— Stated goal —
Find every line in the records that holds the string "Energy". Copy each one.

— Records shown —
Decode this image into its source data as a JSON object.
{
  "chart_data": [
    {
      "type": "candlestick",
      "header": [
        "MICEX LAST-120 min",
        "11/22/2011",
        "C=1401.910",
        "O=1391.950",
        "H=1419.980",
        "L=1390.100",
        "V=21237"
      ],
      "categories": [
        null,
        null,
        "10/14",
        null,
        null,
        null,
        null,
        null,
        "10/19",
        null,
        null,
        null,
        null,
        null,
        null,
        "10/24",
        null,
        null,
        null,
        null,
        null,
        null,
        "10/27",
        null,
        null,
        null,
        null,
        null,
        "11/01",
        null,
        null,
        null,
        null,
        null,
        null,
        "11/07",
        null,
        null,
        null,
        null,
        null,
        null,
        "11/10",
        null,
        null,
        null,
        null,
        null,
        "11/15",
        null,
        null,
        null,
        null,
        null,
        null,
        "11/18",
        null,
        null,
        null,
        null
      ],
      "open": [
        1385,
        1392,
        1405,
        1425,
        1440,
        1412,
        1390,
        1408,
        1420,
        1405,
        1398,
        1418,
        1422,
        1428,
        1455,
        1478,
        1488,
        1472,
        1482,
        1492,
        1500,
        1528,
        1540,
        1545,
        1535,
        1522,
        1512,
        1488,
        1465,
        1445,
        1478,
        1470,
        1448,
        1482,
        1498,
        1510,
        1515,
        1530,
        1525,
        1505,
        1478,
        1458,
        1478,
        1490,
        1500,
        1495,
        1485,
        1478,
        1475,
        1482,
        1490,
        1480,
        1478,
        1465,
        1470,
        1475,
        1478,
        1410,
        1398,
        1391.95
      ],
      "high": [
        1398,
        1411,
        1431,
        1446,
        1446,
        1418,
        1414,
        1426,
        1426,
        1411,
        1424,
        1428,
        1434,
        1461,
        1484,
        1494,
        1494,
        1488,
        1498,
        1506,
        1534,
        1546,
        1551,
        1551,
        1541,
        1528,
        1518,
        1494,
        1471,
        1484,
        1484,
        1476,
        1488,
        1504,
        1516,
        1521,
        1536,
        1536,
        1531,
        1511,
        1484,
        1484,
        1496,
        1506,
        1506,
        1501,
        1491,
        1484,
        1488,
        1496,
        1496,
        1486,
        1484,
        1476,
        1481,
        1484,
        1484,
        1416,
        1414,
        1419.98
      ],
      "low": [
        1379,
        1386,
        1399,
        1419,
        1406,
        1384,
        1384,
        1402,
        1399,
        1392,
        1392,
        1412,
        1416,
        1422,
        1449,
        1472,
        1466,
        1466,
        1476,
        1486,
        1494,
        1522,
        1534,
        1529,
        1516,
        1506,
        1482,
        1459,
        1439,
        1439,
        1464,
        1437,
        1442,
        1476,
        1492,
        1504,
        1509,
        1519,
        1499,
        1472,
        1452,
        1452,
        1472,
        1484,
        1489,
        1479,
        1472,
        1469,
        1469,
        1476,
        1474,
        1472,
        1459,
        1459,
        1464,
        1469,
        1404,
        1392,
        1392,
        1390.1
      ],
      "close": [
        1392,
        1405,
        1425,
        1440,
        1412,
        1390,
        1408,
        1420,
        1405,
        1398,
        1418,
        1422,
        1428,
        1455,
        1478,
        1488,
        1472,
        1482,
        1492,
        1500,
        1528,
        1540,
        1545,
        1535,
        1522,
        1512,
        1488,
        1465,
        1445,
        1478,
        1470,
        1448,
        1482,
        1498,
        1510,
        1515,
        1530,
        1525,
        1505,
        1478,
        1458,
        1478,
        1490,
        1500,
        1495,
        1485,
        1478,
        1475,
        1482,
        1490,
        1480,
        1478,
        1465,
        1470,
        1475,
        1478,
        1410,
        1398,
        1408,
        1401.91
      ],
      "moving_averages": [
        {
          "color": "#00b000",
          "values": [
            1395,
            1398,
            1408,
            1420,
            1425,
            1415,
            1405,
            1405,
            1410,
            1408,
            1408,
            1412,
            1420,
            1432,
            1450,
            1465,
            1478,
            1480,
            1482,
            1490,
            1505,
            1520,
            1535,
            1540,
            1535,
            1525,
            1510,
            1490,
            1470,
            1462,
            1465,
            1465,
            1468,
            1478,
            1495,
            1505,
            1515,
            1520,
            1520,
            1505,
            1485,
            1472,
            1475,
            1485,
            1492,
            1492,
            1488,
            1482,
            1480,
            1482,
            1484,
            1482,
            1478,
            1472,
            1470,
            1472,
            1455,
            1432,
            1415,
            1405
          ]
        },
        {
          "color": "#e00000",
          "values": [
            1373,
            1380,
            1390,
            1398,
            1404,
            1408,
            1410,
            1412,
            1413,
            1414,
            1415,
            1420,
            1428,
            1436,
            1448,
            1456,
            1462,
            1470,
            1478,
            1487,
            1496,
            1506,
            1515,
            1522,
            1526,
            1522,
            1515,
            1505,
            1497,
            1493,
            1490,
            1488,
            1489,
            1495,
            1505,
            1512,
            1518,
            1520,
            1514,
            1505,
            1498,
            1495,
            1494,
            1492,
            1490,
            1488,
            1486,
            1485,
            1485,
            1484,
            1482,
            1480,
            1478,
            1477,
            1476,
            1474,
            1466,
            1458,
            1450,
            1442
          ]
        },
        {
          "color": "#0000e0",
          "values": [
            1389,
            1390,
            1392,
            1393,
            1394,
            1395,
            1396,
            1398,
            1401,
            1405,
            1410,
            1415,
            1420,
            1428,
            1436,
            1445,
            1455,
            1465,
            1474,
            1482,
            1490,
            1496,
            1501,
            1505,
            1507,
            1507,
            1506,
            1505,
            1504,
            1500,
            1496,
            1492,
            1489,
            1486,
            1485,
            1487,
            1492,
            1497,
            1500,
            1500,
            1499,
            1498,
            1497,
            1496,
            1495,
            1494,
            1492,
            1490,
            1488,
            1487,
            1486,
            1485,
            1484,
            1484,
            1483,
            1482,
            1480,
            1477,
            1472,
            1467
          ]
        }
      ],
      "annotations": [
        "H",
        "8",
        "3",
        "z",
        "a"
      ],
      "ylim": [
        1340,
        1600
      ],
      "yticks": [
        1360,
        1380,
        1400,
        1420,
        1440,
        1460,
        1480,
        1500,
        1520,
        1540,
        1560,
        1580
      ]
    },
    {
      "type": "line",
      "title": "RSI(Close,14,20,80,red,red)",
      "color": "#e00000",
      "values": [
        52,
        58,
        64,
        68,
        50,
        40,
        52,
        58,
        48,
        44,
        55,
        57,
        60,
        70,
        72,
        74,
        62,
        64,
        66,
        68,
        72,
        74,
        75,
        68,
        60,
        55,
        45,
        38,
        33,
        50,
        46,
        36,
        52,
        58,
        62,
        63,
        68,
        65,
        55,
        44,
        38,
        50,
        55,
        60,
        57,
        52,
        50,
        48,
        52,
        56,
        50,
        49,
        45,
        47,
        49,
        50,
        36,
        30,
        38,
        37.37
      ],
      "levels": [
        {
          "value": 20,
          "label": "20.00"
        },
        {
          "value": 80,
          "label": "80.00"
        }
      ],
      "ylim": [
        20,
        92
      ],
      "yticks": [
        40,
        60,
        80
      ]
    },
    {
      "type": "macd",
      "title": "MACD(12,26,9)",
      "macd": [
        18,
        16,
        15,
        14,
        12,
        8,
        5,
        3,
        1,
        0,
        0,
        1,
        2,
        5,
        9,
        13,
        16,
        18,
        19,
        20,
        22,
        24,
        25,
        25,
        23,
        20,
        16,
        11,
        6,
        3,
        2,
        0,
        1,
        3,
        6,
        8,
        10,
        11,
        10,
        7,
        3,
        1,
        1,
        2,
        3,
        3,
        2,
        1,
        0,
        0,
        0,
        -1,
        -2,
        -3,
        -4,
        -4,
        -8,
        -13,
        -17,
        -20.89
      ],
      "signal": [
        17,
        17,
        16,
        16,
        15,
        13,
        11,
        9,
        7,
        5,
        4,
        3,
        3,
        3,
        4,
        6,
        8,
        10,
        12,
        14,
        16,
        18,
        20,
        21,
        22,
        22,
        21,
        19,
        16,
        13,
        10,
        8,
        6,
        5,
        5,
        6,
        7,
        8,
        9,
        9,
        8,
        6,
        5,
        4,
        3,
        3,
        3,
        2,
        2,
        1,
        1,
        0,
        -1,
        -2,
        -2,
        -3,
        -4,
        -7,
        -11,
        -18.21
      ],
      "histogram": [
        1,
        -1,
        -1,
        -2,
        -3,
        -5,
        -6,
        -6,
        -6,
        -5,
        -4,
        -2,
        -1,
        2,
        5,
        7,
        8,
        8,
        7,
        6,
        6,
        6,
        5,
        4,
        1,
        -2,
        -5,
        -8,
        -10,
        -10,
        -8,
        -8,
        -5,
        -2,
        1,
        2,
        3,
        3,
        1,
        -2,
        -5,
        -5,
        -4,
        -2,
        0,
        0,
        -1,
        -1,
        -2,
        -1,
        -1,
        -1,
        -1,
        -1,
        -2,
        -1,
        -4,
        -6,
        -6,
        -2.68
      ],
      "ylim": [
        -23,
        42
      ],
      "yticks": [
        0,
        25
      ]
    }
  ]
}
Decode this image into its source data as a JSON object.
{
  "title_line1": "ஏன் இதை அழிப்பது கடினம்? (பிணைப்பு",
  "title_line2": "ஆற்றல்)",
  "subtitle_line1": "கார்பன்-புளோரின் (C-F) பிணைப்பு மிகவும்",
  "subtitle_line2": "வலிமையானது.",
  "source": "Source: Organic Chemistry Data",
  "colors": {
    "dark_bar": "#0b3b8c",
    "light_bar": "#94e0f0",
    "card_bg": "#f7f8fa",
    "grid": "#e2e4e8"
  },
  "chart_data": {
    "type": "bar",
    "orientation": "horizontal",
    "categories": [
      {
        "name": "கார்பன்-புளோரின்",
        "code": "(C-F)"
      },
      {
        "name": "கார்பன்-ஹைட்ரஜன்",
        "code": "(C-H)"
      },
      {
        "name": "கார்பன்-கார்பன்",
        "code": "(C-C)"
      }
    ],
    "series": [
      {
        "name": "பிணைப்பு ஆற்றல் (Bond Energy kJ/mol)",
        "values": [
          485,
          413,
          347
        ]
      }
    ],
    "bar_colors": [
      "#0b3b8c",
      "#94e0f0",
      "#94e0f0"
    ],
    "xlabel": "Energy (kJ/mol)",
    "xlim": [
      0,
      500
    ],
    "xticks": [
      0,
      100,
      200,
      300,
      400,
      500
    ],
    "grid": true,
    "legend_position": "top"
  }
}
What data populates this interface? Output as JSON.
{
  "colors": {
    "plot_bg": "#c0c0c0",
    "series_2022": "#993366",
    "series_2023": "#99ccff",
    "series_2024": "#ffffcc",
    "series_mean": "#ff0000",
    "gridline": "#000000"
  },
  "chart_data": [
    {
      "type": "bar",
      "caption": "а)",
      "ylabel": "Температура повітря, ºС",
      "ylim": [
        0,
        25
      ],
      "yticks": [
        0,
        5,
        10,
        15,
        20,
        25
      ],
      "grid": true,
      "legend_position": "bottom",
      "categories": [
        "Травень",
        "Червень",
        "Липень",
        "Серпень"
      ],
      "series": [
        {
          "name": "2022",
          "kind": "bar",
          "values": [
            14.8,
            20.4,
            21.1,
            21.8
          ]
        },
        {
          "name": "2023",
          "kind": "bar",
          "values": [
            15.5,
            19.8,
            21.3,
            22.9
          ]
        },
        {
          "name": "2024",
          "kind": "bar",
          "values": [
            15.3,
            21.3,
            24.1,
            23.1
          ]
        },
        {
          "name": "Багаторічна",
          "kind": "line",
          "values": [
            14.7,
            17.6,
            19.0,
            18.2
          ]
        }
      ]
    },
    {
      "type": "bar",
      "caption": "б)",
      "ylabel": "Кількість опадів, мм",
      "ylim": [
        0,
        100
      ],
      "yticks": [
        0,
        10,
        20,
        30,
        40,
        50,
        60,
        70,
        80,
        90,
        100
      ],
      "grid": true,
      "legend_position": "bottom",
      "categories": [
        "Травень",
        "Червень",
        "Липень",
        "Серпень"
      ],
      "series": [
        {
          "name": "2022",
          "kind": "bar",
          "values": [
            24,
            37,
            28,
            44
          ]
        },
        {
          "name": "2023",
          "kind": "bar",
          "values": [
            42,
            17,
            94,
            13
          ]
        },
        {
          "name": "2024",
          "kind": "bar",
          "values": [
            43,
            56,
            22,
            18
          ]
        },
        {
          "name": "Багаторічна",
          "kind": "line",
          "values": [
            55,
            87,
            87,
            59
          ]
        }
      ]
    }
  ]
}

— Task solution —
        "name": "பிணைப்பு ஆற்றல் (Bond Energy kJ/mol)",
    "xlabel": "Energy (kJ/mol)",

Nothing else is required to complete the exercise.